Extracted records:
================================
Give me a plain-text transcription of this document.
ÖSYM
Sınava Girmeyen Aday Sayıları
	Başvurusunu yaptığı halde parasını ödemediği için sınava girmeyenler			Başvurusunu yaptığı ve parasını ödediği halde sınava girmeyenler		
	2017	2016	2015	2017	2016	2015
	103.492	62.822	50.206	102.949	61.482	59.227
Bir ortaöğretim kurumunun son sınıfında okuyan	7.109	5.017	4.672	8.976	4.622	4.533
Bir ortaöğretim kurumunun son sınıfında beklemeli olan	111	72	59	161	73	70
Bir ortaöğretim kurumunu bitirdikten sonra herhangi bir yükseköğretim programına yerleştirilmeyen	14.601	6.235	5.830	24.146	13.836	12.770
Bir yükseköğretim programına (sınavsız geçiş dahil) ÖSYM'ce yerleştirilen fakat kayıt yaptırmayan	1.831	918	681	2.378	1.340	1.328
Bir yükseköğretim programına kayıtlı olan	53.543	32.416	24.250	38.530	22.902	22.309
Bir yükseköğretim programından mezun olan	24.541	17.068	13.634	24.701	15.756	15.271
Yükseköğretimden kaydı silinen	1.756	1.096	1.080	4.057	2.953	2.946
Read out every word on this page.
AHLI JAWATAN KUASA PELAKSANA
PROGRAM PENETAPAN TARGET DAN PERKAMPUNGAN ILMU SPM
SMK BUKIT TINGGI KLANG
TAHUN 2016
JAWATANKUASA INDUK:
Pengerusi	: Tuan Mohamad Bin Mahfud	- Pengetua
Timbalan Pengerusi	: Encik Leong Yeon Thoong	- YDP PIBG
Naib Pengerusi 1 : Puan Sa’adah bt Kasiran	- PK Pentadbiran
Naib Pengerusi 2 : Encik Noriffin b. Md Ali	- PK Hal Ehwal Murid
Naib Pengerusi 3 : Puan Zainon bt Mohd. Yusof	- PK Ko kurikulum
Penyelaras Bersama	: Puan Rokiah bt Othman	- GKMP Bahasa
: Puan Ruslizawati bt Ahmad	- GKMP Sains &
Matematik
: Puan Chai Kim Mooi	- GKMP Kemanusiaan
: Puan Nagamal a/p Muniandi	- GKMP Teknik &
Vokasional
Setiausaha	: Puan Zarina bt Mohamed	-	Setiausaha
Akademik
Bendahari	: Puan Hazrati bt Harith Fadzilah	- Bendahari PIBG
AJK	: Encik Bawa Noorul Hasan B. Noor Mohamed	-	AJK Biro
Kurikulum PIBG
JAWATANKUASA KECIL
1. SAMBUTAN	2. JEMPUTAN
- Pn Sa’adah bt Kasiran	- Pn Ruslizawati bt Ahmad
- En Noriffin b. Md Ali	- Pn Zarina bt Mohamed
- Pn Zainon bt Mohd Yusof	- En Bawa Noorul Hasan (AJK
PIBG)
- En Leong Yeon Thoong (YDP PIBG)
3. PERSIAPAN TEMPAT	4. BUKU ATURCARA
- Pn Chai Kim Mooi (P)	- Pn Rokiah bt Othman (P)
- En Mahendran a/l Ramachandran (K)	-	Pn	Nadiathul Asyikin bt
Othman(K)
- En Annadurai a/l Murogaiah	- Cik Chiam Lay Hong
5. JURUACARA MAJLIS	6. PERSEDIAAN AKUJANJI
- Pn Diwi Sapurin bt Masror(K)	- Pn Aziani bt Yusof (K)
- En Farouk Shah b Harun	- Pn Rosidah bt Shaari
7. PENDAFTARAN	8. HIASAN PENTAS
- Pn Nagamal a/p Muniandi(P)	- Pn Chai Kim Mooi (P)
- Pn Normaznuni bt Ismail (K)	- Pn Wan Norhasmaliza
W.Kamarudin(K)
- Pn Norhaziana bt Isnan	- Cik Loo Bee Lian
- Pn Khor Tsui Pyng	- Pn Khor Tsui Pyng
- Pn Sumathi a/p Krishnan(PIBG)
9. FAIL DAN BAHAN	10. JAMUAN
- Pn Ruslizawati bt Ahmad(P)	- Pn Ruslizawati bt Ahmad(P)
================================
EXERCISE BRIEF: Select and copy every line of the listing with the word "Othman".

WRITTEN ANSWER:
Penyelaras Bersama	: Puan Rokiah bt Othman	- GKMP Bahasa
- Pn Chai Kim Mooi (P)	- Pn Rokiah bt Othman (P)
Othman(K)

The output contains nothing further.